## EXERCISE PROMPT
In your copy, leave out the pictures and repeat the entries below exactly.

(Rows from a dataset)
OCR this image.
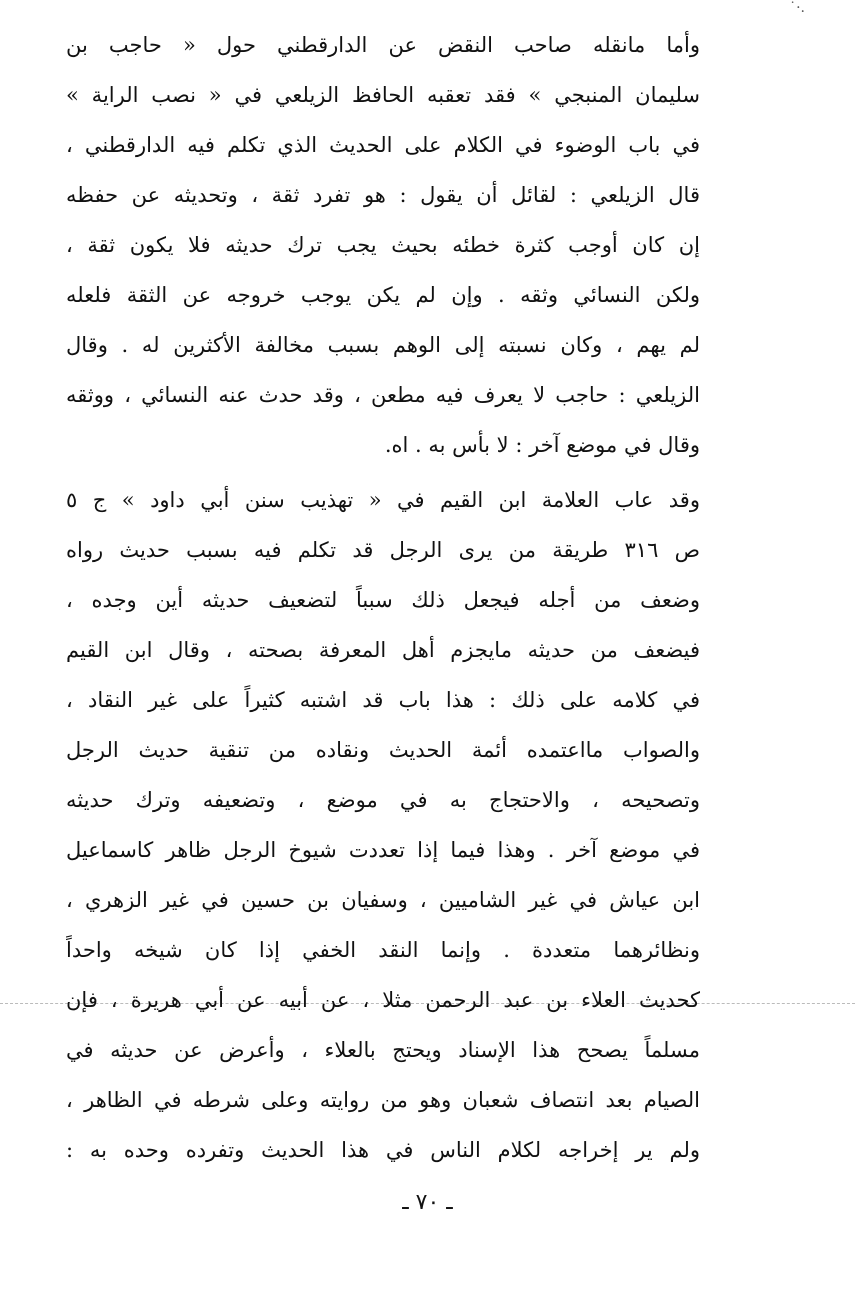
˙·.
وأما مانقله صاحب النقض عن الدارقطني حول « حاجب بن
سليمان المنبجي » فقد تعقبه الحافظ الزيلعي في « نصب الراية »
في باب الوضوء في الكلام على الحديث الذي تكلم فيه الدارقطني ،
قال الزيلعي : لقائل أن يقول : هو تفرد ثقة ، وتحديثه عن حفظه
إن كان أوجب كثرة خطئه بحيث يجب ترك حديثه فلا يكون ثقة ،
ولكن النسائي وثقه . وإن لم يكن يوجب خروجه عن الثقة فلعله
لم يهم ، وكان نسبته إلى الوهم بسبب مخالفة الأكثرين له . وقال
الزيلعي : حاجب لا يعرف فيه مطعن ، وقد حدث عنه النسائي ، ووثقه
وقال في موضع آخر : لا بأس به . اه.
وقد عاب العلامة ابن القيم في « تهذيب سنن أبي داود » ج ٥
ص ٣١٦ طريقة من يرى الرجل قد تكلم فيه بسبب حديث رواه
وضعف من أجله فيجعل ذلك سبباً لتضعيف حديثه أين وجده ،
فيضعف من حديثه مايجزم أهل المعرفة بصحته ، وقال ابن القيم
في كلامه على ذلك : هذا باب قد اشتبه كثيراً على غير النقاد ،
والصواب مااعتمده أئمة الحديث ونقاده من تنقية حديث الرجل
وتصحيحه ، والاحتجاج به في موضع ، وتضعيفه وترك حديثه
في موضع آخر . وهذا فيما إذا تعددت شيوخ الرجل ظاهر كاسماعيل
ابن عياش في غير الشاميين ، وسفيان بن حسين في غير الزهري ،
ونظائرهما متعددة . وإنما النقد الخفي إذا كان شيخه واحداً
كحديث العلاء بن عبد الرحمن مثلا ، عن أبيه عن أبي هريرة ، فإن
مسلماً يصحح هذا الإسناد ويحتج بالعلاء ، وأعرض عن حديثه في
الصيام بعد انتصاف شعبان وهو من روايته وعلى شرطه في الظاهر ،
ولم ير إخراجه لكلام الناس في هذا الحديث وتفرده وحده به :
ـ ٧٠ ـ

## EXPECTED ANSWER
OCR this image.
˙·.
وأما مانقله صاحب النقض عن الدارقطني حول « حاجب بن
سليمان المنبجي » فقد تعقبه الحافظ الزيلعي في « نصب الراية »
في باب الوضوء في الكلام على الحديث الذي تكلم فيه الدارقطني ،
قال الزيلعي : لقائل أن يقول : هو تفرد ثقة ، وتحديثه عن حفظه
إن كان أوجب كثرة خطئه بحيث يجب ترك حديثه فلا يكون ثقة ،
ولكن النسائي وثقه . وإن لم يكن يوجب خروجه عن الثقة فلعله
لم يهم ، وكان نسبته إلى الوهم بسبب مخالفة الأكثرين له . وقال
الزيلعي : حاجب لا يعرف فيه مطعن ، وقد حدث عنه النسائي ، ووثقه
وقال في موضع آخر : لا بأس به . اه.
وقد عاب العلامة ابن القيم في « تهذيب سنن أبي داود » ج ٥
ص ٣١٦ طريقة من يرى الرجل قد تكلم فيه بسبب حديث رواه
وضعف من أجله فيجعل ذلك سبباً لتضعيف حديثه أين وجده ،
فيضعف من حديثه مايجزم أهل المعرفة بصحته ، وقال ابن القيم
في كلامه على ذلك : هذا باب قد اشتبه كثيراً على غير النقاد ،
والصواب مااعتمده أئمة الحديث ونقاده من تنقية حديث الرجل
وتصحيحه ، والاحتجاج به في موضع ، وتضعيفه وترك حديثه
في موضع آخر . وهذا فيما إذا تعددت شيوخ الرجل ظاهر كاسماعيل
ابن عياش في غير الشاميين ، وسفيان بن حسين في غير الزهري ،
ونظائرهما متعددة . وإنما النقد الخفي إذا كان شيخه واحداً
كحديث العلاء بن عبد الرحمن مثلا ، عن أبيه عن أبي هريرة ، فإن
مسلماً يصحح هذا الإسناد ويحتج بالعلاء ، وأعرض عن حديثه في
الصيام بعد انتصاف شعبان وهو من روايته وعلى شرطه في الظاهر ،
ولم ير إخراجه لكلام الناس في هذا الحديث وتفرده وحده به :
ـ ٧٠ ـ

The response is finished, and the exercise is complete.